Dataset entries:
· · · · · · ·

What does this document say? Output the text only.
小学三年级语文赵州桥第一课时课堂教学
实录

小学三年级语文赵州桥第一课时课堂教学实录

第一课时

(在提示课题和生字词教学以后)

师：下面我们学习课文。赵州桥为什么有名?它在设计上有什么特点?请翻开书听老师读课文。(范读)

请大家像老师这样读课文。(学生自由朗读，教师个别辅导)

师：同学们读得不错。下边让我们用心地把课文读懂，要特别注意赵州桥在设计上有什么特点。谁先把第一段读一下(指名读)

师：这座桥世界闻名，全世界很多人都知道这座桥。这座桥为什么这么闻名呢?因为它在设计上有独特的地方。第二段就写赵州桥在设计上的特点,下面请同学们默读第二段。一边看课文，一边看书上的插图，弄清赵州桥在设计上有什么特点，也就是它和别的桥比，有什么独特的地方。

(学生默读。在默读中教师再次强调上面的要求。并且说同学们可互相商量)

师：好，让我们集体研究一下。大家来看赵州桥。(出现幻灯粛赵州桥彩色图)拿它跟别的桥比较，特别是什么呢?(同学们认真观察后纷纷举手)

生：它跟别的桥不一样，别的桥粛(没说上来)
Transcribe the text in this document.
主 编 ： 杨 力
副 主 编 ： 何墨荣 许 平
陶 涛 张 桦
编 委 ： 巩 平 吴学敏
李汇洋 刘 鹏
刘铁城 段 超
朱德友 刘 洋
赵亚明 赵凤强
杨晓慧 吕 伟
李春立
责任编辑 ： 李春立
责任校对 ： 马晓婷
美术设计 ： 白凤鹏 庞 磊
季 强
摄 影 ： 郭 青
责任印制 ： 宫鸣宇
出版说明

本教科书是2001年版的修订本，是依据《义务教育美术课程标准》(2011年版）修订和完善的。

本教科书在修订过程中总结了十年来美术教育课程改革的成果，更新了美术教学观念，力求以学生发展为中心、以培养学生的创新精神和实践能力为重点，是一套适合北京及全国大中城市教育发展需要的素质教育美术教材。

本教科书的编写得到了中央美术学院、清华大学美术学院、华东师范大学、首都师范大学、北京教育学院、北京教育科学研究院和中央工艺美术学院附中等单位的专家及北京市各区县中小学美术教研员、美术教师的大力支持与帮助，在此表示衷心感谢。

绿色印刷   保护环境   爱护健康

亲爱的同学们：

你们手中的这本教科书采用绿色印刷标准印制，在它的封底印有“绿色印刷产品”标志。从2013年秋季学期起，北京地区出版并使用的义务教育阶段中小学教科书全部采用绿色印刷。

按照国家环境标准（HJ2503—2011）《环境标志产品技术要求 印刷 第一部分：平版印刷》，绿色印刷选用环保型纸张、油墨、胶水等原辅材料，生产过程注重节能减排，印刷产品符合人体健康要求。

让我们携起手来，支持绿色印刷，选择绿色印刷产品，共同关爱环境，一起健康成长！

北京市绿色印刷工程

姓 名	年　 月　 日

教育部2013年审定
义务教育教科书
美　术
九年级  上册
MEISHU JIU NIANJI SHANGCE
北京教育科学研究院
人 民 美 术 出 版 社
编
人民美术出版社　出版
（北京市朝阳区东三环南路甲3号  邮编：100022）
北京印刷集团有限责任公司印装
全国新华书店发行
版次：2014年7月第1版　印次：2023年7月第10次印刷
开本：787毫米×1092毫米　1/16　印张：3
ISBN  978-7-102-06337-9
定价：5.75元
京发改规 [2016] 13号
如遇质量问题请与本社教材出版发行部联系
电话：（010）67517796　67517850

· · · · · · ·

* [Problem description]: Copy the material above, line for line.

* [Result below]:
What does this document say? Output the text only.
小学三年级语文赵州桥第一课时课堂教学
实录

小学三年级语文赵州桥第一课时课堂教学实录

第一课时

(在提示课题和生字词教学以后)

师：下面我们学习课文。赵州桥为什么有名?它在设计上有什么特点?请翻开书听老师读课文。(范读)

请大家像老师这样读课文。(学生自由朗读，教师个别辅导)

师：同学们读得不错。下边让我们用心地把课文读懂，要特别注意赵州桥在设计上有什么特点。谁先把第一段读一下(指名读)

师：这座桥世界闻名，全世界很多人都知道这座桥。这座桥为什么这么闻名呢?因为它在设计上有独特的地方。第二段就写赵州桥在设计上的特点,下面请同学们默读第二段。一边看课文，一边看书上的插图，弄清赵州桥在设计上有什么特点，也就是它和别的桥比，有什么独特的地方。

(学生默读。在默读中教师再次强调上面的要求。并且说同学们可互相商量)

师：好，让我们集体研究一下。大家来看赵州桥。(出现幻灯粛赵州桥彩色图)拿它跟别的桥比较，特别是什么呢?(同学们认真观察后纷纷举手)

生：它跟别的桥不一样，别的桥粛(没说上来)
Transcribe the text in this document.
主 编 ： 杨 力
副 主 编 ： 何墨荣 许 平
陶 涛 张 桦
编 委 ： 巩 平 吴学敏
李汇洋 刘 鹏
刘铁城 段 超
朱德友 刘 洋
赵亚明 赵凤强
杨晓慧 吕 伟
李春立
责任编辑 ： 李春立
责任校对 ： 马晓婷
美术设计 ： 白凤鹏 庞 磊
季 强
摄 影 ： 郭 青
责任印制 ： 宫鸣宇
出版说明

本教科书是2001年版的修订本，是依据《义务教育美术课程标准》(2011年版）修订和完善的。

本教科书在修订过程中总结了十年来美术教育课程改革的成果，更新了美术教学观念，力求以学生发展为中心、以培养学生的创新精神和实践能力为重点，是一套适合北京及全国大中城市教育发展需要的素质教育美术教材。

本教科书的编写得到了中央美术学院、清华大学美术学院、华东师范大学、首都师范大学、北京教育学院、北京教育科学研究院和中央工艺美术学院附中等单位的专家及北京市各区县中小学美术教研员、美术教师的大力支持与帮助，在此表示衷心感谢。

绿色印刷   保护环境   爱护健康

亲爱的同学们：

你们手中的这本教科书采用绿色印刷标准印制，在它的封底印有“绿色印刷产品”标志。从2013年秋季学期起，北京地区出版并使用的义务教育阶段中小学教科书全部采用绿色印刷。

按照国家环境标准（HJ2503—2011）《环境标志产品技术要求 印刷 第一部分：平版印刷》，绿色印刷选用环保型纸张、油墨、胶水等原辅材料，生产过程注重节能减排，印刷产品符合人体健康要求。

让我们携起手来，支持绿色印刷，选择绿色印刷产品，共同关爱环境，一起健康成长！

北京市绿色印刷工程

姓 名	年　 月　 日

教育部2013年审定
义务教育教科书
美　术
九年级  上册
MEISHU JIU NIANJI SHANGCE
北京教育科学研究院
人 民 美 术 出 版 社
编
人民美术出版社　出版
（北京市朝阳区东三环南路甲3号  邮编：100022）
北京印刷集团有限责任公司印装
全国新华书店发行
版次：2014年7月第1版　印次：2023年7月第10次印刷
开本：787毫米×1092毫米　1/16　印张：3
ISBN  978-7-102-06337-9
定价：5.75元
京发改规 [2016] 13号
如遇质量问题请与本社教材出版发行部联系
电话：（010）67517796　67517850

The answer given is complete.